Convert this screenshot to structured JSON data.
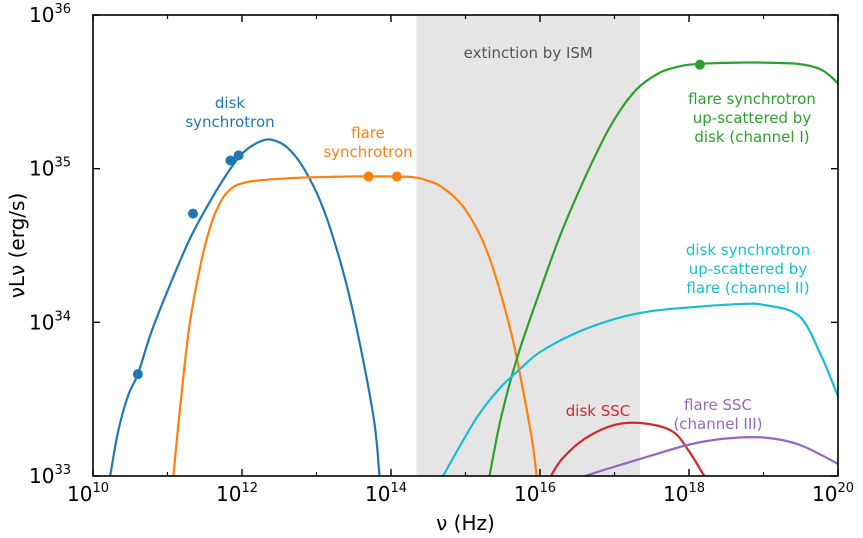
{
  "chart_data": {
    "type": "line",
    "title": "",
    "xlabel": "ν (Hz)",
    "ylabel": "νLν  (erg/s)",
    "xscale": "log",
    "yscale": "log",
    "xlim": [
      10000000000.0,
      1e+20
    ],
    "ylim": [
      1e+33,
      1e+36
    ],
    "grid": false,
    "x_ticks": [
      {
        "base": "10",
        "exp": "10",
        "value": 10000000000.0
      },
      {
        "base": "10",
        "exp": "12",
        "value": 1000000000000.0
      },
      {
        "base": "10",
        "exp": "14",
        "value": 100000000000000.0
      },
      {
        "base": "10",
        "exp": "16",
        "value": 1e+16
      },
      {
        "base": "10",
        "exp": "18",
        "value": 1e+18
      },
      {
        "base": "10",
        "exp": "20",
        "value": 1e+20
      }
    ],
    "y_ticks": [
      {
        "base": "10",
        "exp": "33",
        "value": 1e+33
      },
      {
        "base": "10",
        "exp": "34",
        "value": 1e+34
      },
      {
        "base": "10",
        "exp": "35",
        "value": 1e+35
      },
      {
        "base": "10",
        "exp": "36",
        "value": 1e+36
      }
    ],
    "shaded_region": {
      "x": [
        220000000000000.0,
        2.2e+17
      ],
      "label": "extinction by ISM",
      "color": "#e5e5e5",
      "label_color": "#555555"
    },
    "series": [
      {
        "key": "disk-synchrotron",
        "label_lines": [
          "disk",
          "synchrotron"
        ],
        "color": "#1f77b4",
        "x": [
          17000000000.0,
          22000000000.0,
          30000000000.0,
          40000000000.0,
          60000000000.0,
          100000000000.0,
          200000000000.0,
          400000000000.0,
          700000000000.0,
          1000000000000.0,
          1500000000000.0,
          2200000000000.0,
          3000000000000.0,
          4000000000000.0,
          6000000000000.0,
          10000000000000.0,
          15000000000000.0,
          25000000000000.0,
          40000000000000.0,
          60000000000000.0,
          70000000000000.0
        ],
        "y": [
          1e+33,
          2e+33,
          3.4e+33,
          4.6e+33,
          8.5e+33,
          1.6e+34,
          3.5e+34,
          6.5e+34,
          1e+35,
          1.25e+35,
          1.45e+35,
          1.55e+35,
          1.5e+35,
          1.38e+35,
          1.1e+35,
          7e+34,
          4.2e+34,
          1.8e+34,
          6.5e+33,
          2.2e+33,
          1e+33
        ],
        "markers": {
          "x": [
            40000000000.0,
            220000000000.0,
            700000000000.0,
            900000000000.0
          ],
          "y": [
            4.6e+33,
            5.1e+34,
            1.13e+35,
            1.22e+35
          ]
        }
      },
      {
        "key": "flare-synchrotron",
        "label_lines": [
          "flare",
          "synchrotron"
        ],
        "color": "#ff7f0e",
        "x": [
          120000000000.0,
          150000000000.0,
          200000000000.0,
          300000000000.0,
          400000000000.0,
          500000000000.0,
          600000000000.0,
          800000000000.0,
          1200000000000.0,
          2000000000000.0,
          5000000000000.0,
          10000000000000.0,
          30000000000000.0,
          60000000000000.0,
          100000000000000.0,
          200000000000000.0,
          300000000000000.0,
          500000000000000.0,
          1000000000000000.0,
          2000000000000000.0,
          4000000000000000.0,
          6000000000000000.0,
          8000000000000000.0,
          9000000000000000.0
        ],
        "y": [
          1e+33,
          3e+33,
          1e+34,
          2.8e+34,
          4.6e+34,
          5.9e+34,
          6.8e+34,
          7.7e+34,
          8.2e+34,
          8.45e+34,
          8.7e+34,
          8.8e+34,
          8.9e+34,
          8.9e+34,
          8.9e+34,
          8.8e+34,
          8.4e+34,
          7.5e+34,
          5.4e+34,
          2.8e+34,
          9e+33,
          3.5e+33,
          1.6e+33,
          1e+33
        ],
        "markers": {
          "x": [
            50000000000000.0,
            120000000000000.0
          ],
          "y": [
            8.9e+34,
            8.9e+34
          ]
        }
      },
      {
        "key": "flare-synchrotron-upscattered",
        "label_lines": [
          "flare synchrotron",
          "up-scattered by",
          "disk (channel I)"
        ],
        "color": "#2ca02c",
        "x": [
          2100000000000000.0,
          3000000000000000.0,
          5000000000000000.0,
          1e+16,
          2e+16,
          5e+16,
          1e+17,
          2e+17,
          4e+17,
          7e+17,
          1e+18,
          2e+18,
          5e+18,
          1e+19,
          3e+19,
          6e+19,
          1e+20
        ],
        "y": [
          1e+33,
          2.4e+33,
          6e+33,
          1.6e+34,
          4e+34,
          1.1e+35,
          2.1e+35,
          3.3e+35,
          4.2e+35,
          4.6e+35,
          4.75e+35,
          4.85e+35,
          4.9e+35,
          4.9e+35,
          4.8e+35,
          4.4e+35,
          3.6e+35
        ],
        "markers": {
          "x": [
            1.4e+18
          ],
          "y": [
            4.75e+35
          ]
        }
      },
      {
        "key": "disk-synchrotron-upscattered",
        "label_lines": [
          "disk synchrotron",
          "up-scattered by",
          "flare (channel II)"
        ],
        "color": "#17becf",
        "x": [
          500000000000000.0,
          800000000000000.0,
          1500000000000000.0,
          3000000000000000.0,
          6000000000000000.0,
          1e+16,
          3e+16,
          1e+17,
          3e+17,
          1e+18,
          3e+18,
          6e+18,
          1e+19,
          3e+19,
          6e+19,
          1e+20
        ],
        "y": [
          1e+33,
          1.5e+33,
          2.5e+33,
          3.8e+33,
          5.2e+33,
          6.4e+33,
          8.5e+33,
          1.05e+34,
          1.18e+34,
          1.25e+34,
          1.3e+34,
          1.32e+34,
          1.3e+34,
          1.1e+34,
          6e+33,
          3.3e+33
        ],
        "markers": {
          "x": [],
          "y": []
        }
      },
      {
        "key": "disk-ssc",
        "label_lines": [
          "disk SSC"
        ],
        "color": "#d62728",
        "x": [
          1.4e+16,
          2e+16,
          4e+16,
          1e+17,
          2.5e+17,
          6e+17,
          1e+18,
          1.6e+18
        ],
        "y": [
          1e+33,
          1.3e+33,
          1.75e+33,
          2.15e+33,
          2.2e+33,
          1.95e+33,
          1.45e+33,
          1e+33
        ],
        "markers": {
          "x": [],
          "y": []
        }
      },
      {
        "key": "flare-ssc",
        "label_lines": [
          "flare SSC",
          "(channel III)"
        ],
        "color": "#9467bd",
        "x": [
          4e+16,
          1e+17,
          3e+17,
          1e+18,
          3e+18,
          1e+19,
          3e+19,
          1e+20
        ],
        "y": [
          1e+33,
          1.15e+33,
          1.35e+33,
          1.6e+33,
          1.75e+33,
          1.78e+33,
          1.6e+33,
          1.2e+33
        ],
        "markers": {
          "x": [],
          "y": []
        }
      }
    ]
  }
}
----
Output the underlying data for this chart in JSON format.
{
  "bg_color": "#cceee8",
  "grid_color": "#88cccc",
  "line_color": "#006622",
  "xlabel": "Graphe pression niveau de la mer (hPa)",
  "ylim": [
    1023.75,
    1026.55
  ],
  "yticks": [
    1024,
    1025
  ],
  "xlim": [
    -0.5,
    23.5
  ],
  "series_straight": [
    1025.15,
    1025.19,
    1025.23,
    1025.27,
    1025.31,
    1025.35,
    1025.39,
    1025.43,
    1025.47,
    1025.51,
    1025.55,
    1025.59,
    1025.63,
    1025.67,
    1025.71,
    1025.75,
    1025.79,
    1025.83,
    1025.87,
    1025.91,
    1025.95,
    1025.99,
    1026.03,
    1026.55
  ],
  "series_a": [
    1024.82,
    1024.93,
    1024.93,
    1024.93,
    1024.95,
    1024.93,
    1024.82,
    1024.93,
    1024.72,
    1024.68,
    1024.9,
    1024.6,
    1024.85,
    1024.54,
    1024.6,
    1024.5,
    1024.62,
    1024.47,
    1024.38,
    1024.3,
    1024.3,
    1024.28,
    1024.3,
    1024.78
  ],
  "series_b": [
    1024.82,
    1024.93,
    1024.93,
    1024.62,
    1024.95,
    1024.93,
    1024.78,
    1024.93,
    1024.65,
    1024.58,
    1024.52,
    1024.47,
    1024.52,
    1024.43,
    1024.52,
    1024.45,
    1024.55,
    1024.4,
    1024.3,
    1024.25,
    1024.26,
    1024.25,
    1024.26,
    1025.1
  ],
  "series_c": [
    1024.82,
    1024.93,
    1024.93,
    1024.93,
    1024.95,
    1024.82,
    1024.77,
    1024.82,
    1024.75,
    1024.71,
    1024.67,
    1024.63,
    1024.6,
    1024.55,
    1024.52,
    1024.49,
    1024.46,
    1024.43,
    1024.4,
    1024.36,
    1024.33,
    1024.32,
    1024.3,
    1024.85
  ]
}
----
## WORK TO DO
Go through the records above and copy every line with the word "value".

## COMPLETE OUTPUT
        "value": 10000000000.0
        "value": 1000000000000.0
        "value": 100000000000000.0
        "value": 1e+16
        "value": 1e+18
        "value": 1e+20
        "value": 1e+33
        "value": 1e+34
        "value": 1e+35
        "value": 1e+36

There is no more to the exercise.